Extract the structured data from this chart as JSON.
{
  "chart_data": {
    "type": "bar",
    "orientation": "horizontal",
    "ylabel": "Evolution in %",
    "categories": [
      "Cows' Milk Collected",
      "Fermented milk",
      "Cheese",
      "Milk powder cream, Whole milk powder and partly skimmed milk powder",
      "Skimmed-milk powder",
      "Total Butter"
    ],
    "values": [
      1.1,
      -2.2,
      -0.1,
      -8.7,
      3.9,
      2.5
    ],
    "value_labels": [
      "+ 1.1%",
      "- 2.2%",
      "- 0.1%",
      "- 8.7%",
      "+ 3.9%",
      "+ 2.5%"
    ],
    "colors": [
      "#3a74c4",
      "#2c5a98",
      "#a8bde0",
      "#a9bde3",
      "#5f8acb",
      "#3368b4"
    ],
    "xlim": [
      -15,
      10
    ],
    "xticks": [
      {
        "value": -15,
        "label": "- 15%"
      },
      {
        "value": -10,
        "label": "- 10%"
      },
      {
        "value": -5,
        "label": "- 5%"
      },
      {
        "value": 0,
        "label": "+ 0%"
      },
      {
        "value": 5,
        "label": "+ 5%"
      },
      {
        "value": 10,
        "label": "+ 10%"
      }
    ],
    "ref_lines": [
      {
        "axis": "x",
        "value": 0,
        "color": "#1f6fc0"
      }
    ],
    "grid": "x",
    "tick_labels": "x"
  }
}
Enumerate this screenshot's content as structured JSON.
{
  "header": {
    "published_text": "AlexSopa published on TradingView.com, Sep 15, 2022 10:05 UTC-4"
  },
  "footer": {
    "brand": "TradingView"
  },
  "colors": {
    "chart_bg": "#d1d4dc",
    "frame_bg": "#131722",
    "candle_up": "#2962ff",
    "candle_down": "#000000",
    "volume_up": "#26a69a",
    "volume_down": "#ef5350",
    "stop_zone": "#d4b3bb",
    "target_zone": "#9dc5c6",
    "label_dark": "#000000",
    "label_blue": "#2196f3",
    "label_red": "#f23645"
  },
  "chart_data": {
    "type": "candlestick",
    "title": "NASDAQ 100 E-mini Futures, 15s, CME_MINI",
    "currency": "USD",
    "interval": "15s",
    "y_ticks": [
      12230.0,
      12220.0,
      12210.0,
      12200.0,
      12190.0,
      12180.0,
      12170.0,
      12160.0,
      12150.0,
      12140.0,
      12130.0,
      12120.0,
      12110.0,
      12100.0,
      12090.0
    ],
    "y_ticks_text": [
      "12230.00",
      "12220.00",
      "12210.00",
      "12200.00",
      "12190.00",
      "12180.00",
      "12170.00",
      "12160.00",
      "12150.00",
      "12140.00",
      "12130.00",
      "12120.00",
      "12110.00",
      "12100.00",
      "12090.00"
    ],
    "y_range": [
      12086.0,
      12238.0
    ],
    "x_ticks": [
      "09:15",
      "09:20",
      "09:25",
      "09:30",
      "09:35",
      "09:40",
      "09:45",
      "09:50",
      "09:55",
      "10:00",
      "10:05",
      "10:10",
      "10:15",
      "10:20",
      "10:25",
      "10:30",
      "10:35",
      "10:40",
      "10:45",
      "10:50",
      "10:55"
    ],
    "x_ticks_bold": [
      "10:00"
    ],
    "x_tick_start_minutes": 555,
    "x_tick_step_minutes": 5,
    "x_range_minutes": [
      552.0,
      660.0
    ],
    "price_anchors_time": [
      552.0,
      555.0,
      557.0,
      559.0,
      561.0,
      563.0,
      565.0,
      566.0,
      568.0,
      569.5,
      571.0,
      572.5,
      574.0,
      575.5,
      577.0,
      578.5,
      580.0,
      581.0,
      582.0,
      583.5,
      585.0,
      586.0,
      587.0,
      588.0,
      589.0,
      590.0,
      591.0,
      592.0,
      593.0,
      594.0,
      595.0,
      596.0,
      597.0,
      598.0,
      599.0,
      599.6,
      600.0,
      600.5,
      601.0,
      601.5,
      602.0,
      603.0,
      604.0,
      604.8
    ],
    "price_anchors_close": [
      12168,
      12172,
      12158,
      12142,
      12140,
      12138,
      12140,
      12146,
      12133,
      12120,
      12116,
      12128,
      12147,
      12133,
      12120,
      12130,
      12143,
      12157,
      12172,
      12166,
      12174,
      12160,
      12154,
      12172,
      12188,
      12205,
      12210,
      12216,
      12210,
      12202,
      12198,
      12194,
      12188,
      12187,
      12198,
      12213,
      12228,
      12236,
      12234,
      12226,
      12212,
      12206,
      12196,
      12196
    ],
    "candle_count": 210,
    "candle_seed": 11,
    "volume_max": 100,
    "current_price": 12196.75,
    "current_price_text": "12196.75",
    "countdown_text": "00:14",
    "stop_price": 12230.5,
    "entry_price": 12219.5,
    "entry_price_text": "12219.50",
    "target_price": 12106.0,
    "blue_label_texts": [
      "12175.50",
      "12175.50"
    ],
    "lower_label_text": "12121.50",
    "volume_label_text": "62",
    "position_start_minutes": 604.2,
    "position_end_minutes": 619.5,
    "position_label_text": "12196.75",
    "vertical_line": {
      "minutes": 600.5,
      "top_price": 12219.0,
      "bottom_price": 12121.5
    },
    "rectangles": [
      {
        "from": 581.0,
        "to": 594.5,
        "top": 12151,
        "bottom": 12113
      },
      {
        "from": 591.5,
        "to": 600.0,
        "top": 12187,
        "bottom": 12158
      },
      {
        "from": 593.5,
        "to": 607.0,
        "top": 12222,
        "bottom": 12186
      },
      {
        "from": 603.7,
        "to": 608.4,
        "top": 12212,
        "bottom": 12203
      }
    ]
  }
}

## [WHAT IS REQUIRED]
Each line of the material should be duplicated exactly, please.

## [EXERCISE RESPONSE]
Extract the structured data from this chart as JSON.
{
  "chart_data": {
    "type": "bar",
    "orientation": "horizontal",
    "ylabel": "Evolution in %",
    "categories": [
      "Cows' Milk Collected",
      "Fermented milk",
      "Cheese",
      "Milk powder cream, Whole milk powder and partly skimmed milk powder",
      "Skimmed-milk powder",
      "Total Butter"
    ],
    "values": [
      1.1,
      -2.2,
      -0.1,
      -8.7,
      3.9,
      2.5
    ],
    "value_labels": [
      "+ 1.1%",
      "- 2.2%",
      "- 0.1%",
      "- 8.7%",
      "+ 3.9%",
      "+ 2.5%"
    ],
    "colors": [
      "#3a74c4",
      "#2c5a98",
      "#a8bde0",
      "#a9bde3",
      "#5f8acb",
      "#3368b4"
    ],
    "xlim": [
      -15,
      10
    ],
    "xticks": [
      {
        "value": -15,
        "label": "- 15%"
      },
      {
        "value": -10,
        "label": "- 10%"
      },
      {
        "value": -5,
        "label": "- 5%"
      },
      {
        "value": 0,
        "label": "+ 0%"
      },
      {
        "value": 5,
        "label": "+ 5%"
      },
      {
        "value": 10,
        "label": "+ 10%"
      }
    ],
    "ref_lines": [
      {
        "axis": "x",
        "value": 0,
        "color": "#1f6fc0"
      }
    ],
    "grid": "x",
    "tick_labels": "x"
  }
}
Enumerate this screenshot's content as structured JSON.
{
  "header": {
    "published_text": "AlexSopa published on TradingView.com, Sep 15, 2022 10:05 UTC-4"
  },
  "footer": {
    "brand": "TradingView"
  },
  "colors": {
    "chart_bg": "#d1d4dc",
    "frame_bg": "#131722",
    "candle_up": "#2962ff",
    "candle_down": "#000000",
    "volume_up": "#26a69a",
    "volume_down": "#ef5350",
    "stop_zone": "#d4b3bb",
    "target_zone": "#9dc5c6",
    "label_dark": "#000000",
    "label_blue": "#2196f3",
    "label_red": "#f23645"
  },
  "chart_data": {
    "type": "candlestick",
    "title": "NASDAQ 100 E-mini Futures, 15s, CME_MINI",
    "currency": "USD",
    "interval": "15s",
    "y_ticks": [
      12230.0,
      12220.0,
      12210.0,
      12200.0,
      12190.0,
      12180.0,
      12170.0,
      12160.0,
      12150.0,
      12140.0,
      12130.0,
      12120.0,
      12110.0,
      12100.0,
      12090.0
    ],
    "y_ticks_text": [
      "12230.00",
      "12220.00",
      "12210.00",
      "12200.00",
      "12190.00",
      "12180.00",
      "12170.00",
      "12160.00",
      "12150.00",
      "12140.00",
      "12130.00",
      "12120.00",
      "12110.00",
      "12100.00",
      "12090.00"
    ],
    "y_range": [
      12086.0,
      12238.0
    ],
    "x_ticks": [
      "09:15",
      "09:20",
      "09:25",
      "09:30",
      "09:35",
      "09:40",
      "09:45",
      "09:50",
      "09:55",
      "10:00",
      "10:05",
      "10:10",
      "10:15",
      "10:20",
      "10:25",
      "10:30",
      "10:35",
      "10:40",
      "10:45",
      "10:50",
      "10:55"
    ],
    "x_ticks_bold": [
      "10:00"
    ],
    "x_tick_start_minutes": 555,
    "x_tick_step_minutes": 5,
    "x_range_minutes": [
      552.0,
      660.0
    ],
    "price_anchors_time": [
      552.0,
      555.0,
      557.0,
      559.0,
      561.0,
      563.0,
      565.0,
      566.0,
      568.0,
      569.5,
      571.0,
      572.5,
      574.0,
      575.5,
      577.0,
      578.5,
      580.0,
      581.0,
      582.0,
      583.5,
      585.0,
      586.0,
      587.0,
      588.0,
      589.0,
      590.0,
      591.0,
      592.0,
      593.0,
      594.0,
      595.0,
      596.0,
      597.0,
      598.0,
      599.0,
      599.6,
      600.0,
      600.5,
      601.0,
      601.5,
      602.0,
      603.0,
      604.0,
      604.8
    ],
    "price_anchors_close": [
      12168,
      12172,
      12158,
      12142,
      12140,
      12138,
      12140,
      12146,
      12133,
      12120,
      12116,
      12128,
      12147,
      12133,
      12120,
      12130,
      12143,
      12157,
      12172,
      12166,
      12174,
      12160,
      12154,
      12172,
      12188,
      12205,
      12210,
      12216,
      12210,
      12202,
      12198,
      12194,
      12188,
      12187,
      12198,
      12213,
      12228,
      12236,
      12234,
      12226,
      12212,
      12206,
      12196,
      12196
    ],
    "candle_count": 210,
    "candle_seed": 11,
    "volume_max": 100,
    "current_price": 12196.75,
    "current_price_text": "12196.75",
    "countdown_text": "00:14",
    "stop_price": 12230.5,
    "entry_price": 12219.5,
    "entry_price_text": "12219.50",
    "target_price": 12106.0,
    "blue_label_texts": [
      "12175.50",
      "12175.50"
    ],
    "lower_label_text": "12121.50",
    "volume_label_text": "62",
    "position_start_minutes": 604.2,
    "position_end_minutes": 619.5,
    "position_label_text": "12196.75",
    "vertical_line": {
      "minutes": 600.5,
      "top_price": 12219.0,
      "bottom_price": 12121.5
    },
    "rectangles": [
      {
        "from": 581.0,
        "to": 594.5,
        "top": 12151,
        "bottom": 12113
      },
      {
        "from": 591.5,
        "to": 600.0,
        "top": 12187,
        "bottom": 12158
      },
      {
        "from": 593.5,
        "to": 607.0,
        "top": 12222,
        "bottom": 12186
      },
      {
        "from": 603.7,
        "to": 608.4,
        "top": 12212,
        "bottom": 12203
      }
    ]
  }
}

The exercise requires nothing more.